++++ 제공 자료
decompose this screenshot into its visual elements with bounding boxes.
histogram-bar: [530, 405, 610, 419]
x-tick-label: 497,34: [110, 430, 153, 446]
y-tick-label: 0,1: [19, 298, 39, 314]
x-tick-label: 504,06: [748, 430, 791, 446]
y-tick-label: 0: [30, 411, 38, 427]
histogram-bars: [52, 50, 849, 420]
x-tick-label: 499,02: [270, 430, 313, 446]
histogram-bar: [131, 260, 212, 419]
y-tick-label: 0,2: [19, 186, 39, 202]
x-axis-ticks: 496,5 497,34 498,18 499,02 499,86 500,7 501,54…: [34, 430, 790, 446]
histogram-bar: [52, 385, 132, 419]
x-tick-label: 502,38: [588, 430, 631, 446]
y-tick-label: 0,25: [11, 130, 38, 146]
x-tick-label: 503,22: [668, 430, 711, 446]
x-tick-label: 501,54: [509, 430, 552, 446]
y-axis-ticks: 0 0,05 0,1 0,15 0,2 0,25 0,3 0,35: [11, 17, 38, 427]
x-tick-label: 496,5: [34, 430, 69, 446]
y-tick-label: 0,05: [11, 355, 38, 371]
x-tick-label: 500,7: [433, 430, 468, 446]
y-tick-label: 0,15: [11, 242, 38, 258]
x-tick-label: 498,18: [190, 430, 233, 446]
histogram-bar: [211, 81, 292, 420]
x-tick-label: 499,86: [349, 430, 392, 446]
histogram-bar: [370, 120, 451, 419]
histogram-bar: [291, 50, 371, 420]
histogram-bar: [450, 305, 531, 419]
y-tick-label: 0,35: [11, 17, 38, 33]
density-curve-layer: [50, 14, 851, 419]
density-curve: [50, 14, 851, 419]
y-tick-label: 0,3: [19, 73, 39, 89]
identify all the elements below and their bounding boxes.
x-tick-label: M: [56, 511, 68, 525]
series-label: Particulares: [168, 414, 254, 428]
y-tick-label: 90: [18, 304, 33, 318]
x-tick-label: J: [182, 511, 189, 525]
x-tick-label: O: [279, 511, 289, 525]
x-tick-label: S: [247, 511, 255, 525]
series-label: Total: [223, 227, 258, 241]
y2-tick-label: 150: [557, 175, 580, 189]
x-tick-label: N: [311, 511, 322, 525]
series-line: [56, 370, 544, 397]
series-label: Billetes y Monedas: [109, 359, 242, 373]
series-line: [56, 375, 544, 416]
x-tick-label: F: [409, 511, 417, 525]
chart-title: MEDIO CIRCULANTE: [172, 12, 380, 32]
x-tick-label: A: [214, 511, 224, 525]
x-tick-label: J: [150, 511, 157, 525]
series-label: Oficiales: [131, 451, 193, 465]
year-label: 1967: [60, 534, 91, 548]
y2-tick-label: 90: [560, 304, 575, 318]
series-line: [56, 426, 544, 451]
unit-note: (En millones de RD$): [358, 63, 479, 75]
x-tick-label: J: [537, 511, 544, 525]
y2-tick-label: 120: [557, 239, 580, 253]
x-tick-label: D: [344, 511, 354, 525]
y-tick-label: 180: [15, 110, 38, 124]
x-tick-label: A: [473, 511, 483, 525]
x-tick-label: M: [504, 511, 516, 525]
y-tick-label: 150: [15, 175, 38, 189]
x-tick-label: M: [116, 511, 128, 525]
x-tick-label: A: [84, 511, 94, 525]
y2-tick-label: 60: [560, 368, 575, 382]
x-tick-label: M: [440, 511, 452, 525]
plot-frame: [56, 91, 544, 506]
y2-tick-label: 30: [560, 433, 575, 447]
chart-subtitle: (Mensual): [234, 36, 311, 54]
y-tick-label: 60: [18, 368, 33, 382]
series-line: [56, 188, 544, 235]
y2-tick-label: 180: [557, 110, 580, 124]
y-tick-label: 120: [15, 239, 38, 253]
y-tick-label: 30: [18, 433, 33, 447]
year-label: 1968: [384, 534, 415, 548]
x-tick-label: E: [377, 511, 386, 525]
++++++++
**과제 설명**.
위 자료의 첫 줄부터 "y-tick-label: 0,2: [19, 186, 39, 202]" 부분이 들어 있는 줄까지를 양 끝 줄을 포함하여 번호 목록으로 다시 쓰십시오. 빈 줄은 빼고, 이 범위의 줄만 쓰십시오.

**수행 결과**.
1. decompose this screenshot into its visual elements with bounding boxes.
2. histogram-bar: [530, 405, 610, 419]
3. x-tick-label: 497,34: [110, 430, 153, 446]
4. y-tick-label: 0,1: [19, 298, 39, 314]
5. x-tick-label: 504,06: [748, 430, 791, 446]
6. y-tick-label: 0: [30, 411, 38, 427]
7. histogram-bars: [52, 50, 849, 420]
8. x-tick-label: 499,02: [270, 430, 313, 446]
9. histogram-bar: [131, 260, 212, 419]
10. y-tick-label: 0,2: [19, 186, 39, 202]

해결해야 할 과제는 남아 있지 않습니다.